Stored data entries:
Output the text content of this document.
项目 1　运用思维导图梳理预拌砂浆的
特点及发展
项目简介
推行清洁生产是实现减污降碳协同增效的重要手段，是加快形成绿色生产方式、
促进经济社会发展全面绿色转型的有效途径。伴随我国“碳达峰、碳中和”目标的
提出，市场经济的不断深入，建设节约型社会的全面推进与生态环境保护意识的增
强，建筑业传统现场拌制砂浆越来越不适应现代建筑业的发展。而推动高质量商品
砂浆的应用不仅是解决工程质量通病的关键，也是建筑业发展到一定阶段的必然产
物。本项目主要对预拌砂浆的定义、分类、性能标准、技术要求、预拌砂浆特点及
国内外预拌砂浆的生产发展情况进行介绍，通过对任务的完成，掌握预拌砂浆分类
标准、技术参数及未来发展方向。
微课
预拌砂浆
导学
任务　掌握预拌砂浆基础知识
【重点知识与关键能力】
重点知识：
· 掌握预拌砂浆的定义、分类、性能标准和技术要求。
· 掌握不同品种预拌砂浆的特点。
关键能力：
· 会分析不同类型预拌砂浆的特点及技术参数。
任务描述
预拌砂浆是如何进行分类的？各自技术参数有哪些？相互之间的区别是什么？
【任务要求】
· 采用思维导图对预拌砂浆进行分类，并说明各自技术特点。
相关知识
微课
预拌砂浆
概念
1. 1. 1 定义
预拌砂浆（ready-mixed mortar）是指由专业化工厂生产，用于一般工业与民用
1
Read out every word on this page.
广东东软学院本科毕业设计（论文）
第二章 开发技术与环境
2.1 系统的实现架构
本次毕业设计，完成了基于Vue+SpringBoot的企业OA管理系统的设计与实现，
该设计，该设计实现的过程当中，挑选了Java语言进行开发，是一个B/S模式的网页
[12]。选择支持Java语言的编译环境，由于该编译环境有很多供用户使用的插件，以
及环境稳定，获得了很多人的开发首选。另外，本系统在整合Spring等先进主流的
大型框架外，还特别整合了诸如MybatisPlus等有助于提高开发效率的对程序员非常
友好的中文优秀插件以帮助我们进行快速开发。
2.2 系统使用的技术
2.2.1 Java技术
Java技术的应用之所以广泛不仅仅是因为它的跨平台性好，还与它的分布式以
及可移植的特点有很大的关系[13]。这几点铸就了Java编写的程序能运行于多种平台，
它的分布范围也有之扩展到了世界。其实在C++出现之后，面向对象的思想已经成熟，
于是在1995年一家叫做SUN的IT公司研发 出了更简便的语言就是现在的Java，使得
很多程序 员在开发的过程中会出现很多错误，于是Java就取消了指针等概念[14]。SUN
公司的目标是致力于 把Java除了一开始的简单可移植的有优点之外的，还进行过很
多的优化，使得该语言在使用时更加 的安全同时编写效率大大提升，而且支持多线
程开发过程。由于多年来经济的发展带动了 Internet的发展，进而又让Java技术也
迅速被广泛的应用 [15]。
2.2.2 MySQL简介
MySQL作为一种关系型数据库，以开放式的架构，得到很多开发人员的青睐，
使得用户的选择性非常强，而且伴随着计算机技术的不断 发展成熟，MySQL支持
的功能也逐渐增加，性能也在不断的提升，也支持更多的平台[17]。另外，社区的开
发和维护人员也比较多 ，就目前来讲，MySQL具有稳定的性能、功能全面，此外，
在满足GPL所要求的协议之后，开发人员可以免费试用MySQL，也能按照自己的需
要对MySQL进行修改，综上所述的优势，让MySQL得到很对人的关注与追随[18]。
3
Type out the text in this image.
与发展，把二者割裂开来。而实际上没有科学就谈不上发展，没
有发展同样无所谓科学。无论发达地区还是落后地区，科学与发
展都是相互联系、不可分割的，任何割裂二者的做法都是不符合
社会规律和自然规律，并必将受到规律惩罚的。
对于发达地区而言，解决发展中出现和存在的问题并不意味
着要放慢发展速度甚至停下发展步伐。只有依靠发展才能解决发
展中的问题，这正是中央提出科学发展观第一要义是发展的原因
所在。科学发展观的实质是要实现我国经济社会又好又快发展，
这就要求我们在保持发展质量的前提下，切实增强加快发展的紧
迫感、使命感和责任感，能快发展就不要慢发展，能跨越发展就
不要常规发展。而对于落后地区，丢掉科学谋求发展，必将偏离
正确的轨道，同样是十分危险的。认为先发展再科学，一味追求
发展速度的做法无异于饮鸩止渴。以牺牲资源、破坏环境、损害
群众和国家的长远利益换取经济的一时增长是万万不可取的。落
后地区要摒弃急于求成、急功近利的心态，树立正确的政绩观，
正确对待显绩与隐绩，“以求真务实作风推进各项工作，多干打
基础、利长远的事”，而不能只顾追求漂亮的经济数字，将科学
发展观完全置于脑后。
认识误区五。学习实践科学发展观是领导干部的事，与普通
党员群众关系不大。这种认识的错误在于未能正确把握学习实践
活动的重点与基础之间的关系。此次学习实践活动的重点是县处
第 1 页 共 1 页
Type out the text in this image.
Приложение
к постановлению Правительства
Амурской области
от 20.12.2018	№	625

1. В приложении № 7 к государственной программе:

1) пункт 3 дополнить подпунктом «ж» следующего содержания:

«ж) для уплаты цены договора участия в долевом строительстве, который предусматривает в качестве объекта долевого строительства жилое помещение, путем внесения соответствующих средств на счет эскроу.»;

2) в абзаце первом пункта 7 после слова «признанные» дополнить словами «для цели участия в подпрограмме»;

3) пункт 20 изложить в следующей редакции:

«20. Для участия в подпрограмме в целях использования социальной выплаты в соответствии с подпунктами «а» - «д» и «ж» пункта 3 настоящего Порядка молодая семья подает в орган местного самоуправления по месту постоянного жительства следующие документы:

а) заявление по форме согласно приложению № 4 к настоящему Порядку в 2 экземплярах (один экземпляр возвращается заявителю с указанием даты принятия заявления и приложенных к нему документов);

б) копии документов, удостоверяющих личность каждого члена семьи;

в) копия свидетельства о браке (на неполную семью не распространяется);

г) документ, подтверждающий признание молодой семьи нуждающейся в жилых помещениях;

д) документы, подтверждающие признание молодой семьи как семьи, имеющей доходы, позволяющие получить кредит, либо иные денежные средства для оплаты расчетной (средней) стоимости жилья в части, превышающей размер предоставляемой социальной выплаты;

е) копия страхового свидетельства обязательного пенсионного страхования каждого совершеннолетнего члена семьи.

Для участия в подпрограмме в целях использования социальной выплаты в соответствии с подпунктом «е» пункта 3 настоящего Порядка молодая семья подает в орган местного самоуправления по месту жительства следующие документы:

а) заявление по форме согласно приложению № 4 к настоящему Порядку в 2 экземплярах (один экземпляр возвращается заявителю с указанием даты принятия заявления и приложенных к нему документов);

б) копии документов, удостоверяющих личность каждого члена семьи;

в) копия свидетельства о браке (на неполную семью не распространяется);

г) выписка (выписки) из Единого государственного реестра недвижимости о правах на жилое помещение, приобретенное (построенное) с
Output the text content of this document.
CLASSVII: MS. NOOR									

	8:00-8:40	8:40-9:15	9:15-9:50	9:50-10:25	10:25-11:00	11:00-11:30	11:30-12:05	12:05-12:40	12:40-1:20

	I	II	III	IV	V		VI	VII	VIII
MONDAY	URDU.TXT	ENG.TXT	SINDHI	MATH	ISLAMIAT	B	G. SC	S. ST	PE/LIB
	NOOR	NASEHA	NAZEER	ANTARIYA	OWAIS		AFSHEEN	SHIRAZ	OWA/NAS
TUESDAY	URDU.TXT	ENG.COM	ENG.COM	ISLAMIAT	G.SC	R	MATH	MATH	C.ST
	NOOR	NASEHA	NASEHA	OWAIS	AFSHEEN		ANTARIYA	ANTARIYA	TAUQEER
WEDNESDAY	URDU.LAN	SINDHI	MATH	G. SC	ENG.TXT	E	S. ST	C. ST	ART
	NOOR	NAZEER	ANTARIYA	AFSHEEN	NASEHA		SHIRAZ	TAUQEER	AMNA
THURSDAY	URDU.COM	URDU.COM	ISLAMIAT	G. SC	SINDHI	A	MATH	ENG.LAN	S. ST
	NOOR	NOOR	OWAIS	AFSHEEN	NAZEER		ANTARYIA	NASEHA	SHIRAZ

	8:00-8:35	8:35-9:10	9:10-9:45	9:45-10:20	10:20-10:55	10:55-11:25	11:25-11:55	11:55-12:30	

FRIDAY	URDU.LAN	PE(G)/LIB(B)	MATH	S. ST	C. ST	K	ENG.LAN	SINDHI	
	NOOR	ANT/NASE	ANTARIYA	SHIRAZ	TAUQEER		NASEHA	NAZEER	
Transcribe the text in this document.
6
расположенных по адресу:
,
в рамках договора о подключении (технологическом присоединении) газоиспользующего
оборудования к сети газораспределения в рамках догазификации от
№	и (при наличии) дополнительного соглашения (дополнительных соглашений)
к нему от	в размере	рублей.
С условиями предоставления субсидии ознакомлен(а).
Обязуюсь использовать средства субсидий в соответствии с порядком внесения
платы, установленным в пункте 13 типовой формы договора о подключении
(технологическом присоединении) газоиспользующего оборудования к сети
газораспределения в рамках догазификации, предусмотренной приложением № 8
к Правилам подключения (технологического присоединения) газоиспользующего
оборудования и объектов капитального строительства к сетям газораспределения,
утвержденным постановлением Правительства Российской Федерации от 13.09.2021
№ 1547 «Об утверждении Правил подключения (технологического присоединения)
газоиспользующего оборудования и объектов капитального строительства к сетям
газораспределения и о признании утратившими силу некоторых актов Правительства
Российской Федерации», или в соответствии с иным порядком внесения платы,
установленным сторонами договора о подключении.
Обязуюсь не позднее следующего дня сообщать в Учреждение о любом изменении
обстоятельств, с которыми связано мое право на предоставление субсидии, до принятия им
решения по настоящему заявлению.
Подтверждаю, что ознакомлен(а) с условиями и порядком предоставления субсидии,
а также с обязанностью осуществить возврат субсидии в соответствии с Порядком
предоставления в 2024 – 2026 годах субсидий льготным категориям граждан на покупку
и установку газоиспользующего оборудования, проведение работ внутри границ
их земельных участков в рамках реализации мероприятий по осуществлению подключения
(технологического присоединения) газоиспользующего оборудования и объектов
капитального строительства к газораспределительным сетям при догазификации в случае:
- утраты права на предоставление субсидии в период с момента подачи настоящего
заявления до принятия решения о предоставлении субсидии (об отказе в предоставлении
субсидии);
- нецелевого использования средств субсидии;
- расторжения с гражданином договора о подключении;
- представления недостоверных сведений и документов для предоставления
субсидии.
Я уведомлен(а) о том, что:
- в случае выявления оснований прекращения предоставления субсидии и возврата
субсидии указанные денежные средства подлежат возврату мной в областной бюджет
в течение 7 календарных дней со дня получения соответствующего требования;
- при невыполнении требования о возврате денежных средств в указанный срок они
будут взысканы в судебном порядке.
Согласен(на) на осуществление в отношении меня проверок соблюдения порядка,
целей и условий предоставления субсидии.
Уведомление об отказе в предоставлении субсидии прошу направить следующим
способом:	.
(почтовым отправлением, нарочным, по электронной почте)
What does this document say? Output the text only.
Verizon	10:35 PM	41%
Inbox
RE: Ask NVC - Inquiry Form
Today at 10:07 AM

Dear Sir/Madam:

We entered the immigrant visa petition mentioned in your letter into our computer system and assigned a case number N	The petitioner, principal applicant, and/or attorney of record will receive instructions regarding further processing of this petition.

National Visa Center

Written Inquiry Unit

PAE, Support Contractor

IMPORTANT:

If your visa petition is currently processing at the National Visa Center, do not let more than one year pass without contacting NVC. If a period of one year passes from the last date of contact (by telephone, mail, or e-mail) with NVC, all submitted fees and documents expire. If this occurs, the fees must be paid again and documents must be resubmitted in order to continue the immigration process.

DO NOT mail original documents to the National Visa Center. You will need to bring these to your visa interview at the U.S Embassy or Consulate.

### Task description
Only the lines from the one containing "What does this" to the end of the listing belong in the output, each reproduced exactly.

### The solution
What does this document say? Output the text only.
Verizon	10:35 PM	41%
Inbox
RE: Ask NVC - Inquiry Form
Today at 10:07 AM

Dear Sir/Madam:

We entered the immigrant visa petition mentioned in your letter into our computer system and assigned a case number N	The petitioner, principal applicant, and/or attorney of record will receive instructions regarding further processing of this petition.

National Visa Center

Written Inquiry Unit

PAE, Support Contractor

IMPORTANT:

If your visa petition is currently processing at the National Visa Center, do not let more than one year pass without contacting NVC. If a period of one year passes from the last date of contact (by telephone, mail, or e-mail) with NVC, all submitted fees and documents expire. If this occurs, the fees must be paid again and documents must be resubmitted in order to continue the immigration process.

DO NOT mail original documents to the National Visa Center. You will need to bring these to your visa interview at the U.S Embassy or Consulate.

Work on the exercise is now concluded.